BEGIN PROVIDED MATERIAL

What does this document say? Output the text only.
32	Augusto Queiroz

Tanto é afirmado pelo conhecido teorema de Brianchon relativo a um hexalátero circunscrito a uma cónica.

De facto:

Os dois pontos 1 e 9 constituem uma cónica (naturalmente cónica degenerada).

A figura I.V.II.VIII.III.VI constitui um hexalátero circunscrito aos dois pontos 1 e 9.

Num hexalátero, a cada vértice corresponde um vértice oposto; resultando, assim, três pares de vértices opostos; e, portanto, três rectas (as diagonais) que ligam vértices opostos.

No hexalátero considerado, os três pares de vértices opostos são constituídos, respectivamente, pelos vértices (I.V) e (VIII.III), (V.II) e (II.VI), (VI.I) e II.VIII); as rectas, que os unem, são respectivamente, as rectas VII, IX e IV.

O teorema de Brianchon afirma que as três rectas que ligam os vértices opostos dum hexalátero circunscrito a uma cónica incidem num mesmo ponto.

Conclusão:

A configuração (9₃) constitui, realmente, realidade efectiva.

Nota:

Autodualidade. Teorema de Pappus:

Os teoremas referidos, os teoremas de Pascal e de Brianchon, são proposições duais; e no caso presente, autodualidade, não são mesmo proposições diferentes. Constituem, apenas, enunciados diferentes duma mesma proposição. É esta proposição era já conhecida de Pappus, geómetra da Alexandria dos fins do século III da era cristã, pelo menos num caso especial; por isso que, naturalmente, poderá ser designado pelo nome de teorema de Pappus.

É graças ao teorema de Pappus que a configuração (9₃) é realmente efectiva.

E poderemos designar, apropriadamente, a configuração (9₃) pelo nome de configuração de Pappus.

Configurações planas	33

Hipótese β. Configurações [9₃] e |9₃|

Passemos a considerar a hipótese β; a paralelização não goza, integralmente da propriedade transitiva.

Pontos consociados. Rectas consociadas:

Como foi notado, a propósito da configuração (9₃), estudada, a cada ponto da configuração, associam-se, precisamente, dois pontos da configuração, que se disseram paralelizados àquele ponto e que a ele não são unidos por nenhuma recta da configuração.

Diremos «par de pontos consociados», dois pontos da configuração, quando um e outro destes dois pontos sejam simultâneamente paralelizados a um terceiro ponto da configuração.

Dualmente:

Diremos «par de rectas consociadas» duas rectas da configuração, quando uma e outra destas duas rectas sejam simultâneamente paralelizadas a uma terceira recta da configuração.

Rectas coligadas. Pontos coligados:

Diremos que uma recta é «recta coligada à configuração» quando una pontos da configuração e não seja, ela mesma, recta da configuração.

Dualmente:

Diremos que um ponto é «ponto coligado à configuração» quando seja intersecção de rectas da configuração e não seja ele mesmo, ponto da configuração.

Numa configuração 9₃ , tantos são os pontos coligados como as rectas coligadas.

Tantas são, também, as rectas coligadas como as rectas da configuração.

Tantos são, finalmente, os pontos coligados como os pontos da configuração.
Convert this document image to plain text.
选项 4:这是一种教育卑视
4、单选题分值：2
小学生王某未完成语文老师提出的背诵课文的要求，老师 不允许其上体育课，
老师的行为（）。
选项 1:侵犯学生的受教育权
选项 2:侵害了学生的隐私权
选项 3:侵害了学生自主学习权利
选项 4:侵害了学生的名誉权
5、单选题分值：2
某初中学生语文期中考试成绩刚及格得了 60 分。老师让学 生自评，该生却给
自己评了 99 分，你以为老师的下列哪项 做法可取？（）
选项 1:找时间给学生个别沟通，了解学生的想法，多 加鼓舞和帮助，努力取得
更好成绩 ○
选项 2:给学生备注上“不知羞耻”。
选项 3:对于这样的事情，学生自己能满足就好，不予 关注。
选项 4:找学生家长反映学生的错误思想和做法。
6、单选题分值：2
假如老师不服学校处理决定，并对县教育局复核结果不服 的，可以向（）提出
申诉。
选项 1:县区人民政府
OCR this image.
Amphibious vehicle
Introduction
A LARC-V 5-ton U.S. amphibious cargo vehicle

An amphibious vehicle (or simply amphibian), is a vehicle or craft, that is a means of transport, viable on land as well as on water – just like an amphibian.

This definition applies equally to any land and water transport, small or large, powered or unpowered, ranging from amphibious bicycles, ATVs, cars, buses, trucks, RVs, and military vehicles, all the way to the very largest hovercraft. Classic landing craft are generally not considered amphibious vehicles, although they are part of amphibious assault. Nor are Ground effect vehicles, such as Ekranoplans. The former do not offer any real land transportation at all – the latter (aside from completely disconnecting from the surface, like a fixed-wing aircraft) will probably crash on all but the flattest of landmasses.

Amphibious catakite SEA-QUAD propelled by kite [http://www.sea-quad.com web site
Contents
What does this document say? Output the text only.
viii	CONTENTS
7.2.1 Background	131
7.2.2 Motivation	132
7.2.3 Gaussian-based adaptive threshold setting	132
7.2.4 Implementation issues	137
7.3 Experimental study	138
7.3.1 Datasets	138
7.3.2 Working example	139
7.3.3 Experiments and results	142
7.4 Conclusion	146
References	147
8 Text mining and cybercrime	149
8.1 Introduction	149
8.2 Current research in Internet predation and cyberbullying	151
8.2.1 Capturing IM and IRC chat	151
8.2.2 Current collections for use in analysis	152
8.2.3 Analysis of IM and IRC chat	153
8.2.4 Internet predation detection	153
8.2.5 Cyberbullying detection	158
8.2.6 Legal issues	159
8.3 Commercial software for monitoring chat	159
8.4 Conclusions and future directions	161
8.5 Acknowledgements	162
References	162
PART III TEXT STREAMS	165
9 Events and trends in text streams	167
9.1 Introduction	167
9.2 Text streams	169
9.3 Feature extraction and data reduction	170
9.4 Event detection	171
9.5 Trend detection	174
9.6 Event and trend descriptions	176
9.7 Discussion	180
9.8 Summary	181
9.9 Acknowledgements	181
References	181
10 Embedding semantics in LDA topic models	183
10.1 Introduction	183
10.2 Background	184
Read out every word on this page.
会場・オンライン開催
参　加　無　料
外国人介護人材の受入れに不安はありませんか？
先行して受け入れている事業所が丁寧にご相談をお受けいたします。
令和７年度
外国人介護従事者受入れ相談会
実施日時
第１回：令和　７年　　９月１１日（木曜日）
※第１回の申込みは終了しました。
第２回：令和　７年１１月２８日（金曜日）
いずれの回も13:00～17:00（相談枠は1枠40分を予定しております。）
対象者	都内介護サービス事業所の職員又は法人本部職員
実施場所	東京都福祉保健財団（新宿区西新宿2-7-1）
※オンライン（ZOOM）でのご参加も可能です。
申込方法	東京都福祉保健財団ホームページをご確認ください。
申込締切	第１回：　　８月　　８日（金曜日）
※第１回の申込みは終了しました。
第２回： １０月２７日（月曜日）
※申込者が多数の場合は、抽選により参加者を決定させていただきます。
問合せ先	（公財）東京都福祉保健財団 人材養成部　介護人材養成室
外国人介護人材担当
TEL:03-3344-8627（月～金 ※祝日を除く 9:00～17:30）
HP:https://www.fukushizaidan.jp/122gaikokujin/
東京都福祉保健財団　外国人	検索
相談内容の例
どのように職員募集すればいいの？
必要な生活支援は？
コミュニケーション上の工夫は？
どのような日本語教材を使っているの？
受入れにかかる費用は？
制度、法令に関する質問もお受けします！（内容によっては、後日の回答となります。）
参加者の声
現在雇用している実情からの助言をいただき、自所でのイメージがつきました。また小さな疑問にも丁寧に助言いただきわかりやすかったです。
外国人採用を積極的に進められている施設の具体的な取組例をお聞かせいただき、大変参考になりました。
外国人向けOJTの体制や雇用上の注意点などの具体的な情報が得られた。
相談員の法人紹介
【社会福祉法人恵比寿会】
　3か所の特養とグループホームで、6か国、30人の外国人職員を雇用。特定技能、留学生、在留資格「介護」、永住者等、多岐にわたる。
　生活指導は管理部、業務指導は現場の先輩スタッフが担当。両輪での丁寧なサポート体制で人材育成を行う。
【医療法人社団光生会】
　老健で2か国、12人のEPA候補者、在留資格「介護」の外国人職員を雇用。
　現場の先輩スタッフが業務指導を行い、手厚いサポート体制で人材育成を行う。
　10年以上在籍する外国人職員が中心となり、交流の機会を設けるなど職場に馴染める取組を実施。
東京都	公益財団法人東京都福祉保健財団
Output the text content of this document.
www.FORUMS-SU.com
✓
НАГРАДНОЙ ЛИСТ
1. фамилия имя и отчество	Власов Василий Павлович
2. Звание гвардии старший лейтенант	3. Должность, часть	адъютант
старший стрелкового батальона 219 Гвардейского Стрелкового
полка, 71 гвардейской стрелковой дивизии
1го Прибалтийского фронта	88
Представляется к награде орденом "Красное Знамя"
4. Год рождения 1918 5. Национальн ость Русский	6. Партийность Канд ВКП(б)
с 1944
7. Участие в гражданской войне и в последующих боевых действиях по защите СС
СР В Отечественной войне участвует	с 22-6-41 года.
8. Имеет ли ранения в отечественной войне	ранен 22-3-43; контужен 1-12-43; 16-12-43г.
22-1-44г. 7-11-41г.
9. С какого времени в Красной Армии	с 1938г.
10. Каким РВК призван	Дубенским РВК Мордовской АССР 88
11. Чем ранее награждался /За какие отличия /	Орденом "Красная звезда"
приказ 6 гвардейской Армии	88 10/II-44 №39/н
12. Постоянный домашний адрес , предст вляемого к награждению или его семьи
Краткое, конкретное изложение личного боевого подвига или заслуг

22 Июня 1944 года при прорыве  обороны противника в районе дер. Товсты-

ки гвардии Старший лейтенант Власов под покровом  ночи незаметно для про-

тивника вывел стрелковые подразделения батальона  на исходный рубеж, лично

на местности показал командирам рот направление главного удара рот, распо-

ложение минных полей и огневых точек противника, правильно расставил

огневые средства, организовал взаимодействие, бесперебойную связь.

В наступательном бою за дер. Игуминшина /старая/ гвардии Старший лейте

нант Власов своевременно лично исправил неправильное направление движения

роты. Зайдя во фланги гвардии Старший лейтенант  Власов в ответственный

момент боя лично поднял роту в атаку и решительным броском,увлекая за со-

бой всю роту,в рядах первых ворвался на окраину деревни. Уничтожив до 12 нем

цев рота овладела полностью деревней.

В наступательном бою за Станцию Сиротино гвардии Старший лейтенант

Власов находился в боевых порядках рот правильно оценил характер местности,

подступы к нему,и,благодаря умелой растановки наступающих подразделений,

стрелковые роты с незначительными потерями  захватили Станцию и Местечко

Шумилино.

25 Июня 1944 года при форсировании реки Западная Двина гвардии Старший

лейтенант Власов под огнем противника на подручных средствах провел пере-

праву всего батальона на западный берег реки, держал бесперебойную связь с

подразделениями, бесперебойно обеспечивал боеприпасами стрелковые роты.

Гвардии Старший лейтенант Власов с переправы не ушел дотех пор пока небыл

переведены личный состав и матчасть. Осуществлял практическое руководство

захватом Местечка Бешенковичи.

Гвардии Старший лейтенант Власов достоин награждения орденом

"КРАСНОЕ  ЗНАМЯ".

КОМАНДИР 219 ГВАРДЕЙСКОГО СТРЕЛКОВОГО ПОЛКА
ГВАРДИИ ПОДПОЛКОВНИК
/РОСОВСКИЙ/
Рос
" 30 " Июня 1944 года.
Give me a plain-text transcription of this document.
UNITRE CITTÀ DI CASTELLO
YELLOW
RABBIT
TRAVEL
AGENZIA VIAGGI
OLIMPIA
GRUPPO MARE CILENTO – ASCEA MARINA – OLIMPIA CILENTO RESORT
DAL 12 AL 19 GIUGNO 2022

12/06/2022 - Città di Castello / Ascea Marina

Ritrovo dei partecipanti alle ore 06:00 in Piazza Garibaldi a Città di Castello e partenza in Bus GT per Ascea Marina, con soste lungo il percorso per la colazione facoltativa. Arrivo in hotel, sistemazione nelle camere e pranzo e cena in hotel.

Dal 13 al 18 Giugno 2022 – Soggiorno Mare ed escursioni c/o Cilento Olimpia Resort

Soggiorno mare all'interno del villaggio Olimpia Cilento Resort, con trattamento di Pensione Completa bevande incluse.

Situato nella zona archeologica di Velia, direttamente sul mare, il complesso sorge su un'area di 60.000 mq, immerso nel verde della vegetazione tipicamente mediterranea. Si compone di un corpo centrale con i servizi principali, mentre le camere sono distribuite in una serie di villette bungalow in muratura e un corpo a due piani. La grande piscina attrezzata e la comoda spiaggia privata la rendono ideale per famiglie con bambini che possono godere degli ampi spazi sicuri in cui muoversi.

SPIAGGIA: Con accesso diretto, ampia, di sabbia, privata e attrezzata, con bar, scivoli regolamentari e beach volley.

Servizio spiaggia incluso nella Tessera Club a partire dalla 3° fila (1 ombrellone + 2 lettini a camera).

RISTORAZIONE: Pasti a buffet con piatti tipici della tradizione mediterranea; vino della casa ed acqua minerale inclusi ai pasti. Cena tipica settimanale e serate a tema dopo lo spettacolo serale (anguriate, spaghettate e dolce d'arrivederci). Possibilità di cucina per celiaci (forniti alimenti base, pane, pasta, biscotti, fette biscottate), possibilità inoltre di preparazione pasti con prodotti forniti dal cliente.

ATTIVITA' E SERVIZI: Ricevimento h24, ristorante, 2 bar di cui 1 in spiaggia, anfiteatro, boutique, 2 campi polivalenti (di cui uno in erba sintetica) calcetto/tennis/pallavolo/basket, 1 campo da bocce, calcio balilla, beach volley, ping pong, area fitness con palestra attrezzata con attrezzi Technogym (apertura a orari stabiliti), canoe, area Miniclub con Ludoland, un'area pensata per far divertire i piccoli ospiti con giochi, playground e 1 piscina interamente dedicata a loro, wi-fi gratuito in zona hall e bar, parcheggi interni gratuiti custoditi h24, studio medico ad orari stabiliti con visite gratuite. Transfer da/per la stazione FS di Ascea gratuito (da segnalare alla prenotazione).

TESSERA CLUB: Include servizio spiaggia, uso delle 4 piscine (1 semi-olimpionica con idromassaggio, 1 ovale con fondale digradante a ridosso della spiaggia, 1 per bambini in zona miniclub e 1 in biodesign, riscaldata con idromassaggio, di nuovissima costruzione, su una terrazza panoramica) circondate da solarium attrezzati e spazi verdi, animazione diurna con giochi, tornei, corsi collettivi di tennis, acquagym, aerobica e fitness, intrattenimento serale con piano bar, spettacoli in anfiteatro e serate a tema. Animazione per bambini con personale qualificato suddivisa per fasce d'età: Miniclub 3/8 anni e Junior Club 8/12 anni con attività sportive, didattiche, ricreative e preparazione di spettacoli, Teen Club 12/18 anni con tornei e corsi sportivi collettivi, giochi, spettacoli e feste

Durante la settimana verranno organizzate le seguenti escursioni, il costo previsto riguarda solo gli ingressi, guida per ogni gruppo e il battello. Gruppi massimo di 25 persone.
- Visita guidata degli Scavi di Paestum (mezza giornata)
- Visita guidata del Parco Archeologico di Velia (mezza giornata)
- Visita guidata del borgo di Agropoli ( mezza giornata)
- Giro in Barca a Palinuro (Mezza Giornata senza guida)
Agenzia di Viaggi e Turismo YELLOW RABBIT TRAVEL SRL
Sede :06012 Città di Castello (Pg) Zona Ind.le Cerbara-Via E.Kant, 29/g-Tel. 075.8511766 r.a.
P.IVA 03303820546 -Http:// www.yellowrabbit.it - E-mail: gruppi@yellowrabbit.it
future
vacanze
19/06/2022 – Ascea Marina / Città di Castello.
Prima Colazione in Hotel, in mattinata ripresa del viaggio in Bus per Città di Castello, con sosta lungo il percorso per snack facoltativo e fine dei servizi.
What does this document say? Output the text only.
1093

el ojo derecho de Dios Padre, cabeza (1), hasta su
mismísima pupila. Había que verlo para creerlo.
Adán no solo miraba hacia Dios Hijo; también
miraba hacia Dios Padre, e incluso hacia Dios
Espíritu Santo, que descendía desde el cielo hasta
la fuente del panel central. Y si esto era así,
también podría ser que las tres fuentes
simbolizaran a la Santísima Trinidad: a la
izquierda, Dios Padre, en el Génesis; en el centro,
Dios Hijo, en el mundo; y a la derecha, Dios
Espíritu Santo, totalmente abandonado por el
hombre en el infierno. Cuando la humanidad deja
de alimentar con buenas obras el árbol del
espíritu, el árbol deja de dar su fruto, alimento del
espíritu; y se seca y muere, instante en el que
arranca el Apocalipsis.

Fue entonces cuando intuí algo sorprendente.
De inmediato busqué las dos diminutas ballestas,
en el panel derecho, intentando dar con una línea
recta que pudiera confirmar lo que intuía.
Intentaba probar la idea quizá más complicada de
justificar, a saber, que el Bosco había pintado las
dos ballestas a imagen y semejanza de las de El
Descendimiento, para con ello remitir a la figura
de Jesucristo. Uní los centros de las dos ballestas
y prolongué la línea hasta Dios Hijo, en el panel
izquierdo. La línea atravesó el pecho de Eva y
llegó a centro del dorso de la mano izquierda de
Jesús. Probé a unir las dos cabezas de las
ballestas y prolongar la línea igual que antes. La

END PROVIDED MATERIAL

* GOAL *
Pull out every line in the material above where "наступательном" occurs.

* CORRECT OUTPUT *
В наступательном бою за дер. Игуминшина /старая/ гвардии Старший лейте
В наступательном бою за Станцию Сиротино гвардии Старший лейтенант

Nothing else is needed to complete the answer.